■ Given instruction: Each record that follows should be repeated exactly, minus any images.

■ Stored records:
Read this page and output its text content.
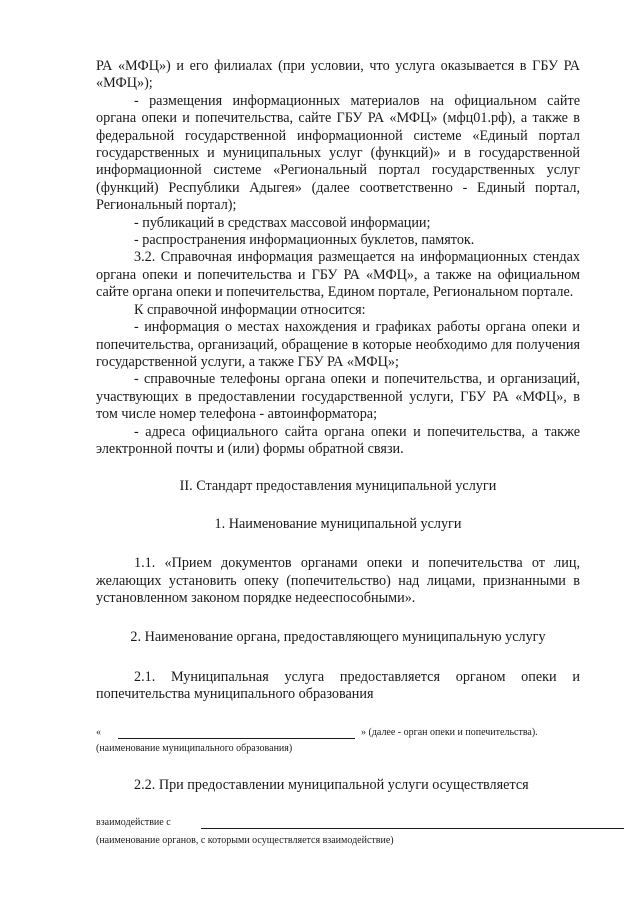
РА «МФЦ») и его филиалах (при условии, что услуга оказывается в ГБУ РА «МФЦ»);

- размещения информационных материалов на официальном сайте органа опеки и попечительства, сайте ГБУ РА «МФЦ» (мфц01.рф), а также в федеральной государственной информационной системе «Единый портал государственных и муниципальных услуг (функций)» и в государственной информационной системе «Региональный портал государственных услуг (функций) Республики Адыгея» (далее соответственно - Единый портал, Региональный портал);

- публикаций в средствах массовой информации;

- распространения информационных буклетов, памяток.

3.2. Справочная информация размещается на информационных стендах органа опеки и попечительства и ГБУ РА «МФЦ», а также на официальном сайте органа опеки и попечительства, Едином портале, Региональном портале.

К справочной информации относится:

- информация о местах нахождения и графиках работы органа опеки и попечительства, организаций, обращение в которые необходимо для получения государственной услуги, а также ГБУ РА «МФЦ»;

- справочные телефоны органа опеки и попечительства, и организаций, участвующих в предоставлении государственной услуги, ГБУ РА «МФЦ», в том числе номер телефона - автоинформатора;

- адреса официального сайта органа опеки и попечительства, а также электронной почты и (или) формы обратной связи.

II. Стандарт предоставления муниципальной услуги

1. Наименование муниципальной услуги

1.1. «Прием документов органами опеки и попечительства от лиц, желающих установить опеку (попечительство) над лицами, признанными в установленном законом порядке недееспособными».

2. Наименование органа, предоставляющего муниципальную услугу

2.1. Муниципальная услуга предоставляется органом опеки и попечительства муниципального образования

«	» (далее - орган опеки и попечительства).

(наименование муниципального образования)

2.2. При предоставлении муниципальной услуги осуществляется

взаимодействие с

(наименование органов, с которыми осуществляется взаимодействие)
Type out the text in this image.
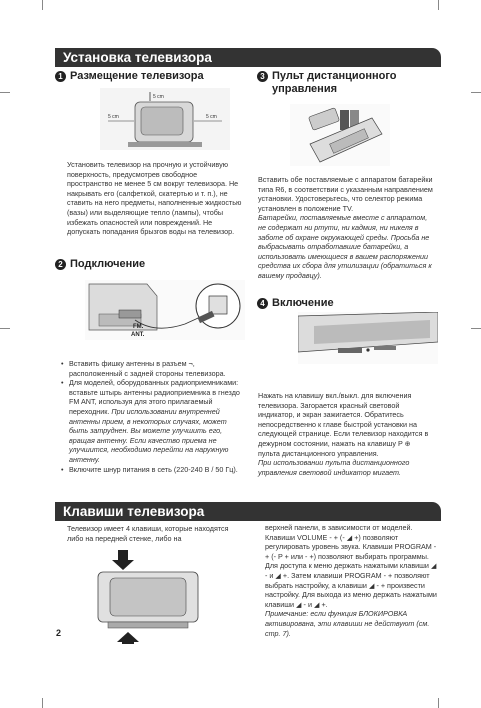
Установка телевизора
1 Размещение телевизора
5 cm
5 cm	5 cm
Установить телевизор на прочную и устойчивую поверхность, предусмотрев свободное пространство не менее 5 см вокруг телевизора. Не накрывать его (салфеткой, скатертью и т. п.), не ставить на него предметы, наполненные жидкостью (вазы) или выделяющие тепло (лампы), чтобы избежать опасностей или повреждений. Не допускать попадания брызгов воды на телевизор.
2 Подключение
FM.
ANT.
• Вставить фишку антенны в разъем ¬, расположенный с задней стороны телевизора.
• Для моделей, оборудованных радиоприемниками: вставьте штырь антенны радиоприемника в гнездо FM ANT, используя для этого прилагаемый переходник. При использовании внутренней антенны прием, в некоторых случаях, может быть затруднен. Вы можете улучшить его, вращая антенну. Если качество приема не улучшится, необходимо перейти на наружную антенну.
• Включите шнур питания в сеть (220-240 В / 50 Гц).
3 Пульт дистанционного управления

Вставить обе поставляемые с аппаратом батарейки типа R6, в соответствии с указанным направлением установки. Удостоверьтесь, что селектор режима установлен в положение TV.

Батарейки, поставляемые вместе с аппаратом, не содержат ни ртути, ни кадмия, ни никеля в заботе об охране окружающей среды. Просьба не выбрасывать отработавшие батарейки, а использовать имеющиеся в вашем распоряжении средства их сбора для утилизации (обратиться к вашему продавцу).

4 Включение

Нажать на клавишу вкл./выкл. для включения телевизора. Загорается красный световой индикатор, и экран зажигается. Обратитесь непосредственно к главе быстрой установки на следующей странице. Если телевизор находится в дежурном состоянии, нажать на клавишу P ⊕ пульта дистанционного управления.

При использовании пульта дистанционного управления световой индикатор мигает.

Клавиши телевизора
Телевизор имеет 4 клавиши, которые находятся либо на передней стенке, либо на

верхней панели, в зависимости от моделей. Клавиши VOLUME - + (- ◢ +) позволяют регулировать уровень звука. Клавиши PROGRAM - + (- P + или - +) позволяют выбирать программы. Для доступа к меню держать нажатыми клавиши ◢ - и ◢ +. Затем клавиши PROGRAM - + позволяют выбрать настройку, а клавиши ◢ - + произвести настройку. Для выхода из меню держать нажатыми клавиши ◢ - и ◢ +.

Примечание: если функция БЛОКИРОВКА активирована, эти клавиши не действуют (см. стр. 7).

2
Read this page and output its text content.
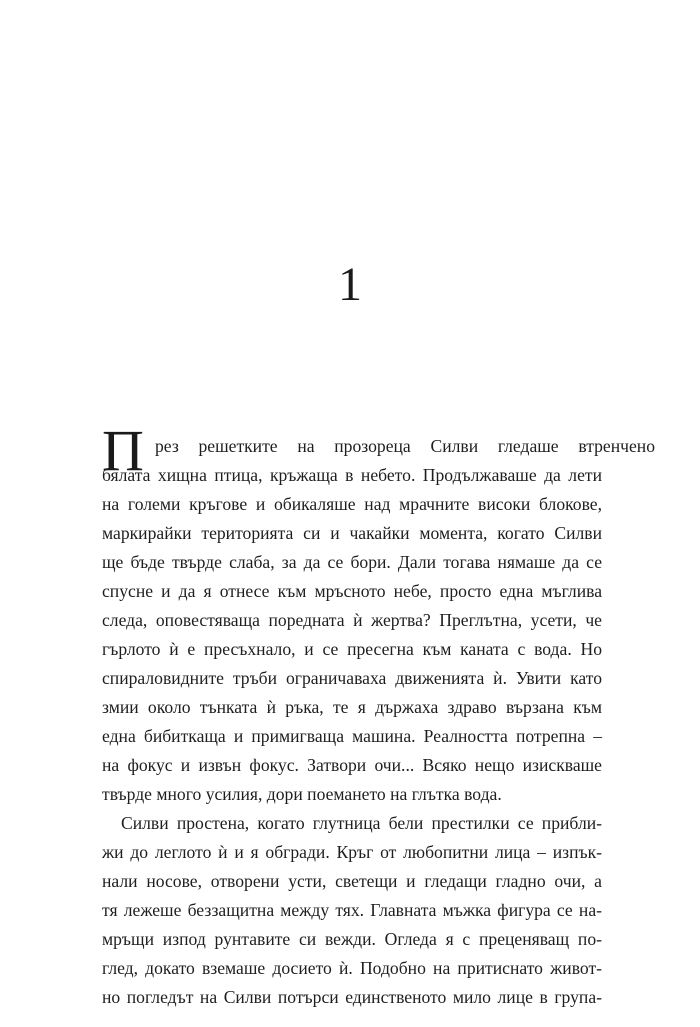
1
П рез решетките на прозореца Силви гледаше втренчено
бялата хищна птица, кръжаща в небето. Продължаваше да лети
на големи кръгове и обикаляше над мрачните високи блокове,
маркирайки територията си и чакайки момента, когато Силви
ще бъде твърде слаба, за да се бори. Дали тогава нямаше да се
спусне и да я отнесе към мръсното небе, просто една мъглива
следа, оповестяваща поредната ѝ жертва? Преглътна, усети, че
гърлото ѝ е пресъхнало, и се пресегна към каната с вода. Но
спираловидните тръби ограничаваха движенията ѝ. Увити като
змии около тънката ѝ ръка, те я държаха здраво вързана към
една бибиткаща и примигваща машина. Реалността потрепна –
на фокус и извън фокус. Затвори очи... Всяко нещо изискваше
твърде много усилия, дори поемането на глътка вода.
Силви простена, когато глутница бели престилки се прибли-
жи до леглото ѝ и я обгради. Кръг от любопитни лица – изпък-
нали носове, отворени усти, светещи и гледащи гладно очи, а
тя лежеше беззащитна между тях. Главната мъжка фигура се на-
мръщи изпод рунтавите си вежди. Огледа я с преценяващ по-
глед, докато вземаше досиeто ѝ. Подобно на притиснато живот-
но погледът на Силви потърси единственото мило лице в група-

■ Result below:
Read this page and output its text content.
РА «МФЦ») и его филиалах (при условии, что услуга оказывается в ГБУ РА «МФЦ»);

- размещения информационных материалов на официальном сайте органа опеки и попечительства, сайте ГБУ РА «МФЦ» (мфц01.рф), а также в федеральной государственной информационной системе «Единый портал государственных и муниципальных услуг (функций)» и в государственной информационной системе «Региональный портал государственных услуг (функций) Республики Адыгея» (далее соответственно - Единый портал, Региональный портал);

- публикаций в средствах массовой информации;

- распространения информационных буклетов, памяток.

3.2. Справочная информация размещается на информационных стендах органа опеки и попечительства и ГБУ РА «МФЦ», а также на официальном сайте органа опеки и попечительства, Едином портале, Региональном портале.

К справочной информации относится:

- информация о местах нахождения и графиках работы органа опеки и попечительства, организаций, обращение в которые необходимо для получения государственной услуги, а также ГБУ РА «МФЦ»;

- справочные телефоны органа опеки и попечительства, и организаций, участвующих в предоставлении государственной услуги, ГБУ РА «МФЦ», в том числе номер телефона - автоинформатора;

- адреса официального сайта органа опеки и попечительства, а также электронной почты и (или) формы обратной связи.

II. Стандарт предоставления муниципальной услуги

1. Наименование муниципальной услуги

1.1. «Прием документов органами опеки и попечительства от лиц, желающих установить опеку (попечительство) над лицами, признанными в установленном законом порядке недееспособными».

2. Наименование органа, предоставляющего муниципальную услугу

2.1. Муниципальная услуга предоставляется органом опеки и попечительства муниципального образования

«	» (далее - орган опеки и попечительства).

(наименование муниципального образования)

2.2. При предоставлении муниципальной услуги осуществляется

взаимодействие с

(наименование органов, с которыми осуществляется взаимодействие)
Type out the text in this image.
Установка телевизора
1 Размещение телевизора
5 cm
5 cm	5 cm
Установить телевизор на прочную и устойчивую поверхность, предусмотрев свободное пространство не менее 5 см вокруг телевизора. Не накрывать его (салфеткой, скатертью и т. п.), не ставить на него предметы, наполненные жидкостью (вазы) или выделяющие тепло (лампы), чтобы избежать опасностей или повреждений. Не допускать попадания брызгов воды на телевизор.
2 Подключение
FM.
ANT.
• Вставить фишку антенны в разъем ¬, расположенный с задней стороны телевизора.
• Для моделей, оборудованных радиоприемниками: вставьте штырь антенны радиоприемника в гнездо FM ANT, используя для этого прилагаемый переходник. При использовании внутренней антенны прием, в некоторых случаях, может быть затруднен. Вы можете улучшить его, вращая антенну. Если качество приема не улучшится, необходимо перейти на наружную антенну.
• Включите шнур питания в сеть (220-240 В / 50 Гц).
3 Пульт дистанционного управления

Вставить обе поставляемые с аппаратом батарейки типа R6, в соответствии с указанным направлением установки. Удостоверьтесь, что селектор режима установлен в положение TV.

Батарейки, поставляемые вместе с аппаратом, не содержат ни ртути, ни кадмия, ни никеля в заботе об охране окружающей среды. Просьба не выбрасывать отработавшие батарейки, а использовать имеющиеся в вашем распоряжении средства их сбора для утилизации (обратиться к вашему продавцу).

4 Включение

Нажать на клавишу вкл./выкл. для включения телевизора. Загорается красный световой индикатор, и экран зажигается. Обратитесь непосредственно к главе быстрой установки на следующей странице. Если телевизор находится в дежурном состоянии, нажать на клавишу P ⊕ пульта дистанционного управления.

При использовании пульта дистанционного управления световой индикатор мигает.

Клавиши телевизора
Телевизор имеет 4 клавиши, которые находятся либо на передней стенке, либо на

верхней панели, в зависимости от моделей. Клавиши VOLUME - + (- ◢ +) позволяют регулировать уровень звука. Клавиши PROGRAM - + (- P + или - +) позволяют выбирать программы. Для доступа к меню держать нажатыми клавиши ◢ - и ◢ +. Затем клавиши PROGRAM - + позволяют выбрать настройку, а клавиши ◢ - + произвести настройку. Для выхода из меню держать нажатыми клавиши ◢ - и ◢ +.

Примечание: если функция БЛОКИРОВКА активирована, эти клавиши не действуют (см. стр. 7).

2
Read this page and output its text content.
1
П рез решетките на прозореца Силви гледаше втренчено
бялата хищна птица, кръжаща в небето. Продължаваше да лети
на големи кръгове и обикаляше над мрачните високи блокове,
маркирайки територията си и чакайки момента, когато Силви
ще бъде твърде слаба, за да се бори. Дали тогава нямаше да се
спусне и да я отнесе към мръсното небе, просто една мъглива
следа, оповестяваща поредната ѝ жертва? Преглътна, усети, че
гърлото ѝ е пресъхнало, и се пресегна към каната с вода. Но
спираловидните тръби ограничаваха движенията ѝ. Увити като
змии около тънката ѝ ръка, те я държаха здраво вързана към
една бибиткаща и примигваща машина. Реалността потрепна –
на фокус и извън фокус. Затвори очи... Всяко нещо изискваше
твърде много усилия, дори поемането на глътка вода.
Силви простена, когато глутница бели престилки се прибли-
жи до леглото ѝ и я обгради. Кръг от любопитни лица – изпък-
нали носове, отворени усти, светещи и гледащи гладно очи, а
тя лежеше беззащитна между тях. Главната мъжка фигура се на-
мръщи изпод рунтавите си вежди. Огледа я с преценяващ по-
глед, докато вземаше досиeто ѝ. Подобно на притиснато живот-
но погледът на Силви потърси единственото мило лице в група-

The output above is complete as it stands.